Data records

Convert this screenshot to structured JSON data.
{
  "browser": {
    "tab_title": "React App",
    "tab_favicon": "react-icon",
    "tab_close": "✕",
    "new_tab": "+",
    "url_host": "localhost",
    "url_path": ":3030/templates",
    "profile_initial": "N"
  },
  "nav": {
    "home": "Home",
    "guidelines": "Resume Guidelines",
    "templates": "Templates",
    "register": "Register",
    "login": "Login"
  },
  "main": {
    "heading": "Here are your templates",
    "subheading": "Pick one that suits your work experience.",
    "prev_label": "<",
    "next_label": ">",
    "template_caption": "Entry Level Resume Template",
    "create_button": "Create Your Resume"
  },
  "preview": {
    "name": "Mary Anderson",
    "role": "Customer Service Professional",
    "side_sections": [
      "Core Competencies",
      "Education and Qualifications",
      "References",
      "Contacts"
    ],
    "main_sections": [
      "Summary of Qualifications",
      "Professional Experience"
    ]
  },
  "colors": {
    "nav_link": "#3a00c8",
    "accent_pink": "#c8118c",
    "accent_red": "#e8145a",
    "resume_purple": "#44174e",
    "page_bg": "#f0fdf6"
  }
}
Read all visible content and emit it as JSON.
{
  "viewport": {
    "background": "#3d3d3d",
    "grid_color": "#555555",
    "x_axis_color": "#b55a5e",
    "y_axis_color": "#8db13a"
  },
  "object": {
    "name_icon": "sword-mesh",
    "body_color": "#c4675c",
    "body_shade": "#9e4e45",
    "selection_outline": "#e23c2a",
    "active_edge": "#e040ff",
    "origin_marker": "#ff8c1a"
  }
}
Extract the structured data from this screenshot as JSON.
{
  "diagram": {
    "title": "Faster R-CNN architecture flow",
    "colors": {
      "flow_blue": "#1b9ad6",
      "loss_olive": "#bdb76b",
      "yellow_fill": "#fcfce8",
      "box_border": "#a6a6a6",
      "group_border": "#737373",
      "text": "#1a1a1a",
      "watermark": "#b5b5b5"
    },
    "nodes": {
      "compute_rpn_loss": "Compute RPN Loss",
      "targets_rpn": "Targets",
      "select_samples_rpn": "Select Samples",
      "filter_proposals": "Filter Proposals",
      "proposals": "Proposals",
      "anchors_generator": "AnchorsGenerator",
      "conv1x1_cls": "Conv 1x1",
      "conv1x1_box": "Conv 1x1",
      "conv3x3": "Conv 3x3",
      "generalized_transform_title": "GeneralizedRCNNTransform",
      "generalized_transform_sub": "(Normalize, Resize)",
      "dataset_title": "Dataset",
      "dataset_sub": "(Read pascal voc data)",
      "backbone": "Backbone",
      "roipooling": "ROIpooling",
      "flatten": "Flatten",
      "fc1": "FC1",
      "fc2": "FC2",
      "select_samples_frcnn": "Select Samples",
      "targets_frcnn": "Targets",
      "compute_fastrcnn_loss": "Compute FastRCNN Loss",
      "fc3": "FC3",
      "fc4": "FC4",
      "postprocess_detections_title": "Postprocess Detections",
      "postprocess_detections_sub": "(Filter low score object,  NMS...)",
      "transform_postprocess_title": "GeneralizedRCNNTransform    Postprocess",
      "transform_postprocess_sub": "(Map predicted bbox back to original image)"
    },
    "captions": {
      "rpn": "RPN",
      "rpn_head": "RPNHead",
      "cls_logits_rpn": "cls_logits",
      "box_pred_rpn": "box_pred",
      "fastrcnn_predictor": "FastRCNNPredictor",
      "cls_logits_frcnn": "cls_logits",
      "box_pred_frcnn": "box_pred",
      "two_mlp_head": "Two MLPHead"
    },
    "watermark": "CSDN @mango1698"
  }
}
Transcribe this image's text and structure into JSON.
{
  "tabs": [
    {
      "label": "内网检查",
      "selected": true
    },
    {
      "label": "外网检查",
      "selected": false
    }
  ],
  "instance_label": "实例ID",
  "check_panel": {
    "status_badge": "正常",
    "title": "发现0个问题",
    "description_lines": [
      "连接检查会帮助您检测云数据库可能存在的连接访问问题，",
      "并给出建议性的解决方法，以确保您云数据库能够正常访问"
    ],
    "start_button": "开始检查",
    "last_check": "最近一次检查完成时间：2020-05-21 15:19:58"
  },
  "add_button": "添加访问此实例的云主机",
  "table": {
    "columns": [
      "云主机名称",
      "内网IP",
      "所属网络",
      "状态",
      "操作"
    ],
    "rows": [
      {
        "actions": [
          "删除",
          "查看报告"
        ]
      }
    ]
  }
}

**Exercise aim**
Look through the entries above and count each line holding "Professional"; report the count alone.

**In response**
2